* [The problem] Copy the part of the trial abstract from "Methods: This was" to "death by D30." word for word.

Background: The safety and efficacy of using C-reactive protein (CRP) to decide on antibiotic prescription among febrile children at risk of pneumonia has not been tested.

Methods: This was a randomized (1:1) controlled noninferiority trial in 9 primary care centers in Tanzania (substudy of the ePOCT trial evaluating a novel electronic decision algorithm). Children aged 2-59 months with fever and cough and without life-threatening conditions received an antibiotic based on a CRP-informed strategy (combination of CRP ≥80 mg/L plus age/temperature-corrected tachypnea and/or chest indrawing) or current World Health Organization standard (respiratory rate ≥50 breaths/minute). The primary outcome was clinical failure by day (D) 7; the secondary outcomes were antibiotic prescription at D0, secondary hospitalization, or death by D30.

Results: A total of 1726 children were included (intervention: 868, control: 858; 0.7% lost to follow-up). The proportion of clinical failure by D7 was 2.9% (25/865) in the intervention arm vs 4.8% (41/854) in the control arm (risk difference, -1.9% [95% confidence interval {CI}, -3.7% to -.1%]; risk ratio [RR], 0.60 [95% CI, .37-.98]). Twenty of 865 (2.3%) children in the intervention arm vs 345 of 854 (40.4%) in the control arm received antibiotics at D0 (RR, 0.06 [95% CI, .04-.09]). There were fewer secondary hospitalizations and deaths in the CRP arm: 0.5% (4/865) vs 1.5% (13/854) (RR, 0.30 [95% CI, .10-.93]).

Conclusions: CRP testing using a cutoff of ≥80 mg/L, integrated into an electronic decision algorithm, was able to improve clinical outcome in children with respiratory infections while substantially reducing antibiotic prescription.

Clinical Trials Registration: NCT02225769.

(Records from a data source)
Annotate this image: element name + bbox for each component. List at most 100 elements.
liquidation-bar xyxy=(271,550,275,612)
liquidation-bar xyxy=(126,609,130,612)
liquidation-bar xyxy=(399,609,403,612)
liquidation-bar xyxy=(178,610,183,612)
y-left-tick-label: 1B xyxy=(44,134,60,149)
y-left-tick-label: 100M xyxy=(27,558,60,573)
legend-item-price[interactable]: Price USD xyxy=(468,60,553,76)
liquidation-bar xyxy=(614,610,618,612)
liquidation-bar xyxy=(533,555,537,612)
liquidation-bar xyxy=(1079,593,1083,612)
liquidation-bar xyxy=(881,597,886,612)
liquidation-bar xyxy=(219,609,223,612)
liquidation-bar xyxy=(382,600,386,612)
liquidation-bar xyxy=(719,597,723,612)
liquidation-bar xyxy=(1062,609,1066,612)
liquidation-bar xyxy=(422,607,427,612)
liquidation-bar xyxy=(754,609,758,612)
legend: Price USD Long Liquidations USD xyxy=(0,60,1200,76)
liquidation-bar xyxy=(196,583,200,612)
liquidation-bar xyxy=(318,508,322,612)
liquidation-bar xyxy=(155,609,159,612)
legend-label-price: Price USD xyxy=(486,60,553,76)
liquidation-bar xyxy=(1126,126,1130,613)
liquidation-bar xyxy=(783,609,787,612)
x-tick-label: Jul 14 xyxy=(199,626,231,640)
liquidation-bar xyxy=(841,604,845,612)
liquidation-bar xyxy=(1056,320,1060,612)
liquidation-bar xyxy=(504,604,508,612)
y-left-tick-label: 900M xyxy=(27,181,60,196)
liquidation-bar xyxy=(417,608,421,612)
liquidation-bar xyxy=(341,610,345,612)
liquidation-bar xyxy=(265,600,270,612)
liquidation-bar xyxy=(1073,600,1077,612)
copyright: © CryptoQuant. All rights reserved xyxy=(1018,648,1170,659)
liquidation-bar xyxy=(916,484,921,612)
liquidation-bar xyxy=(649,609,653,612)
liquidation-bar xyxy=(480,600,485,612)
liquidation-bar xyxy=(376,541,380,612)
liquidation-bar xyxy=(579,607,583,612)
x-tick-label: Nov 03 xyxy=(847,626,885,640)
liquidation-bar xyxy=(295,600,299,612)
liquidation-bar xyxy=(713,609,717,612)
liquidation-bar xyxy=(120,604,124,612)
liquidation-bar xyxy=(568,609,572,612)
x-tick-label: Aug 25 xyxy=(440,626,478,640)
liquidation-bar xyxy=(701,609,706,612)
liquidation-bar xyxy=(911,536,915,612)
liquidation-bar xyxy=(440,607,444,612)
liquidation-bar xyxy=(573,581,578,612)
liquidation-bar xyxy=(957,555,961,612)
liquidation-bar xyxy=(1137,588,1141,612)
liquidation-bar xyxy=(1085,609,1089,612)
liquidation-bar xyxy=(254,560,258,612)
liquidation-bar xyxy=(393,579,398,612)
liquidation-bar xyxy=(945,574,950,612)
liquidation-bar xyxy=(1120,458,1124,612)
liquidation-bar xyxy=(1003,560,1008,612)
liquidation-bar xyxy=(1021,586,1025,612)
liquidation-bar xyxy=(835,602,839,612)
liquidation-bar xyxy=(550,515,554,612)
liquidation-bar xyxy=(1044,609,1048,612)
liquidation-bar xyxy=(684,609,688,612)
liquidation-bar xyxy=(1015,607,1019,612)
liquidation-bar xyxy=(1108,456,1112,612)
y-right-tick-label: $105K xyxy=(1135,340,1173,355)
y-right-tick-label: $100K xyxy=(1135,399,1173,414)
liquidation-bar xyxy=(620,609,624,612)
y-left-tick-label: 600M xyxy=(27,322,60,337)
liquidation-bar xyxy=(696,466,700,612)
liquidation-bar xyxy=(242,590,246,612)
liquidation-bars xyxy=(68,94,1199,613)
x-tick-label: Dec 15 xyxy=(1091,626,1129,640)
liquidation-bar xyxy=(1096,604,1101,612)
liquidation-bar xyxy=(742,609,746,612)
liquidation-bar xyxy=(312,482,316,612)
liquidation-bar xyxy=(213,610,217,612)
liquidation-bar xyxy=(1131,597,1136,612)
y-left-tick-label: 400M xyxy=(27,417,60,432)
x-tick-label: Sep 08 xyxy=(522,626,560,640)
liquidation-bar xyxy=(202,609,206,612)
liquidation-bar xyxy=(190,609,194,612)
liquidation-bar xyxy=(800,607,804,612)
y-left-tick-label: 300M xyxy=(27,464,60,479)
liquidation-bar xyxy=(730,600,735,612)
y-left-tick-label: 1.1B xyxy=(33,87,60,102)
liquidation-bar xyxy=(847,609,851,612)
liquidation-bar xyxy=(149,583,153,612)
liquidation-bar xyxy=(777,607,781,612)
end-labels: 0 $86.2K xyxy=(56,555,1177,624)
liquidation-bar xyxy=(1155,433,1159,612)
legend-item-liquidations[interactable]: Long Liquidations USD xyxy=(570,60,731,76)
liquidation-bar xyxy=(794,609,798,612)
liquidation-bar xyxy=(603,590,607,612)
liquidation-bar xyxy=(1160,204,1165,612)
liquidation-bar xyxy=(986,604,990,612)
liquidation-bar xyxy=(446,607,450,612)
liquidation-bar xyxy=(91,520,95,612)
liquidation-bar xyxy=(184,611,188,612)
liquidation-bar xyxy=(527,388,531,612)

* [Result]
Methods: This was a randomized (1:1) controlled noninferiority trial in 9 primary care centers in Tanzania (substudy of the ePOCT trial evaluating a novel electronic decision algorithm). Children aged 2-59 months with fever and cough and without life-threatening conditions received an antibiotic based on a CRP-informed strategy (combination of CRP ≥80 mg/L plus age/temperature-corrected tachypnea and/or chest indrawing) or current World Health Organization standard (respiratory rate ≥50 breaths/minute). The primary outcome was clinical failure by day (D) 7; the secondary outcomes were antibiotic prescription at D0, secondary hospitalization, or death by D30.